## Text shown

Quick Links

Re: multiple sampling from tables and saving output

From:	Tom Lane <tgl(at)sss(dot)pgh(dot)pa(dot)us>
To:	David Orme <d(dot)orme(at)imperial(dot)ac(dot)uk>
Cc:	pgsql-novice(at)postgresql(dot)org
Subject:	Re: multiple sampling from tables and saving output
Date:	2005-02-07 15:54:46
Message-ID:	27273.1107791686@sss.pgh.pa.us
Views:	Whole Thread \| Raw Message \| Download mbox \| Resend email
Thread:
Lists:	pgsql-novice

David Orme <d(dot)orme(at)imperial(dot)ac(dot)uk> writes:
> The process I need to do is a loop of 1000 repetitions of the
> following:

> 1) select a random subset of the data from a table
> 2) save various summaries of the randomly selected data

> I can think of various external ways of doing this - my current plan is
> to use a shell script to resend the same set of instructions repeated
> times using 'psql -f instruction_set.sql' - but I was wondering if
> there was a canonical way of doing this within pgsql.

## Stored records
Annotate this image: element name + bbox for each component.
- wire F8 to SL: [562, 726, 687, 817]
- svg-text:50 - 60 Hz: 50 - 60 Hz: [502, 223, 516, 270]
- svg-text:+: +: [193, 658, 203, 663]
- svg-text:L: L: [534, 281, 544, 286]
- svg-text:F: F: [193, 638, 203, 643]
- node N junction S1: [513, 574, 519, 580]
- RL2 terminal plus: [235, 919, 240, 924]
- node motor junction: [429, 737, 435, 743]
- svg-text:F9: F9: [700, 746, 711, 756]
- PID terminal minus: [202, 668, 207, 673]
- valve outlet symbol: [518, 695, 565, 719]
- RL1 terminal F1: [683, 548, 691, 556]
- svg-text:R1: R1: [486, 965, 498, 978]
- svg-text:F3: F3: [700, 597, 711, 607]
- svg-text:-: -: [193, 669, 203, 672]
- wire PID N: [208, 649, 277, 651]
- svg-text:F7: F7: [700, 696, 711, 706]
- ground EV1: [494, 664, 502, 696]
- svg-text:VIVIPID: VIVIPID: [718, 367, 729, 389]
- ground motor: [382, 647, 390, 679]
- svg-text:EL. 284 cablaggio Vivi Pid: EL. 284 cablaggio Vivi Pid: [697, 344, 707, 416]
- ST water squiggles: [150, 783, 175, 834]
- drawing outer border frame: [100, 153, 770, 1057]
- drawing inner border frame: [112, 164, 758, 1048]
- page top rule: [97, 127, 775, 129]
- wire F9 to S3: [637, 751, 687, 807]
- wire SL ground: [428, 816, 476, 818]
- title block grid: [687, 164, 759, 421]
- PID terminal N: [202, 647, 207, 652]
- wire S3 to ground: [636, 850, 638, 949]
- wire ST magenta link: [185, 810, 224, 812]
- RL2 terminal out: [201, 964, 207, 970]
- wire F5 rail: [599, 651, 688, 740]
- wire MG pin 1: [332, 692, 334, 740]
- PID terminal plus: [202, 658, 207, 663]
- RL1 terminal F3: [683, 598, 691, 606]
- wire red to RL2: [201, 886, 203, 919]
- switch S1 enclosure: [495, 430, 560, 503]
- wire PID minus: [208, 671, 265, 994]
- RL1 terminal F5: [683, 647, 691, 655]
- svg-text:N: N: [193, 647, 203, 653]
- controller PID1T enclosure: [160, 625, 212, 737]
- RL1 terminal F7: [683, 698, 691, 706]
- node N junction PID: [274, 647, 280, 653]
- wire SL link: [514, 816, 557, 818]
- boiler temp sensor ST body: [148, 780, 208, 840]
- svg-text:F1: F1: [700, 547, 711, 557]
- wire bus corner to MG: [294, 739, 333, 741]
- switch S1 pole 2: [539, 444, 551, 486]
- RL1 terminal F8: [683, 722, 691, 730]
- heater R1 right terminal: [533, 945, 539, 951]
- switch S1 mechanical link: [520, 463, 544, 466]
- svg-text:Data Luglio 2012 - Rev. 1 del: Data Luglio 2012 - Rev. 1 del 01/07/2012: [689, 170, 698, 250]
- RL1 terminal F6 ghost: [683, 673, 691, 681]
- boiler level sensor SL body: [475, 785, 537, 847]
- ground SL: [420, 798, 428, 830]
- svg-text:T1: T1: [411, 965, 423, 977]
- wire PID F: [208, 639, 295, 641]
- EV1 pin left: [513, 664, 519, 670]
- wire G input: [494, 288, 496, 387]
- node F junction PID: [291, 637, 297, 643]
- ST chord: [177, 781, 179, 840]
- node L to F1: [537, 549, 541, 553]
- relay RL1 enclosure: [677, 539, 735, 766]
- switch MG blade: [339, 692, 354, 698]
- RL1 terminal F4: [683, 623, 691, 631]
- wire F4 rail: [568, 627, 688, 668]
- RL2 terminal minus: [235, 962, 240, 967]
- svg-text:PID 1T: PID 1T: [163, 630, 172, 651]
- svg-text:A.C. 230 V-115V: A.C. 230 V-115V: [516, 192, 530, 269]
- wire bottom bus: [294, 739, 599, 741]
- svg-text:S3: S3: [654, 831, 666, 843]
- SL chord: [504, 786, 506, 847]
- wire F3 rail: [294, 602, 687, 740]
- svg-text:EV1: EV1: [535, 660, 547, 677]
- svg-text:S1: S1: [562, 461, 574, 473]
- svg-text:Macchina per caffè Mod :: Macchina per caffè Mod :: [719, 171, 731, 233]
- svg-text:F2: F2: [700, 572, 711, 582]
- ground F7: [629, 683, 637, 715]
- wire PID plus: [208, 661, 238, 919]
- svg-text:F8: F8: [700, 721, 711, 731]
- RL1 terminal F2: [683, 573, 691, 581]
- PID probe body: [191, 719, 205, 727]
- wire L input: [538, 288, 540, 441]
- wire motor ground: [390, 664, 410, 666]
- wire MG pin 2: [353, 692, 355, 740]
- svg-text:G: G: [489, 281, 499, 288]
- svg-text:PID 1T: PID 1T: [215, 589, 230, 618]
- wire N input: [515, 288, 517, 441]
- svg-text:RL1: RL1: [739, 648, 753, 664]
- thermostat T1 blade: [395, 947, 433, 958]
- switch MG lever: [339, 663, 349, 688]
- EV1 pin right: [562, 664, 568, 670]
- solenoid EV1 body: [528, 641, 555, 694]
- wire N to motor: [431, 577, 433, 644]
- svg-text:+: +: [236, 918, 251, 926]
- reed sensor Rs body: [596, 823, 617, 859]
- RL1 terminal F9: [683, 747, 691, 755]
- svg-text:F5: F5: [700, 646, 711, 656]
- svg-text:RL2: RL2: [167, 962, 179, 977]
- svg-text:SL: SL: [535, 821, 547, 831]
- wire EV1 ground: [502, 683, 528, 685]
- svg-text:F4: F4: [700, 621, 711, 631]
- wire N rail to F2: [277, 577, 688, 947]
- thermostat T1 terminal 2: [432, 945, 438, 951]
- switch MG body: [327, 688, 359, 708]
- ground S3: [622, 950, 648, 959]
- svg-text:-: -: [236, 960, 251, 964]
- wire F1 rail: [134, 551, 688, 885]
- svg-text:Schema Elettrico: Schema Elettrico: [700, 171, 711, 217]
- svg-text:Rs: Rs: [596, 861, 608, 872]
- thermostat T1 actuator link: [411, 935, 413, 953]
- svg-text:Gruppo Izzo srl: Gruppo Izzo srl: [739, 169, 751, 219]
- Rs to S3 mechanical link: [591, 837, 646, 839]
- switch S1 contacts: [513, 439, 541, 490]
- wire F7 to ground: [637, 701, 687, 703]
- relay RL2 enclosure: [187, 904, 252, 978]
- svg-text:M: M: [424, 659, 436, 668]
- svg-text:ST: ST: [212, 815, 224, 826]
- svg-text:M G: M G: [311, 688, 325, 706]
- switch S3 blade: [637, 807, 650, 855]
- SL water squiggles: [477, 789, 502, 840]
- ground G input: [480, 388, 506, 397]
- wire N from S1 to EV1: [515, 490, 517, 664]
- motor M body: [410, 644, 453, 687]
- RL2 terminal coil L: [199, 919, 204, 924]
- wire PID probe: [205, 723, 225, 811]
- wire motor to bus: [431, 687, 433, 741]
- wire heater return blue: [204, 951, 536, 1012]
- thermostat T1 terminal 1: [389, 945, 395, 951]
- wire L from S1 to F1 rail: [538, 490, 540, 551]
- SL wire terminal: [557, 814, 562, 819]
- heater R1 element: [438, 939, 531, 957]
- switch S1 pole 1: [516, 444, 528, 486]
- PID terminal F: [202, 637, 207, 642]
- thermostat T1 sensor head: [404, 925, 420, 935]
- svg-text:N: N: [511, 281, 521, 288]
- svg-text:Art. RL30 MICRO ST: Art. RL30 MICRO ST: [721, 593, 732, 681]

## Written exercise
Translate this sentence from the mailing list post on sampling from tables into Spanish: "The process I need to do is a loop of 1000 repetitions of the following:"

## Full output
El proceso que necesito hacer es un bucle de 1000 repeticiones de lo siguiente: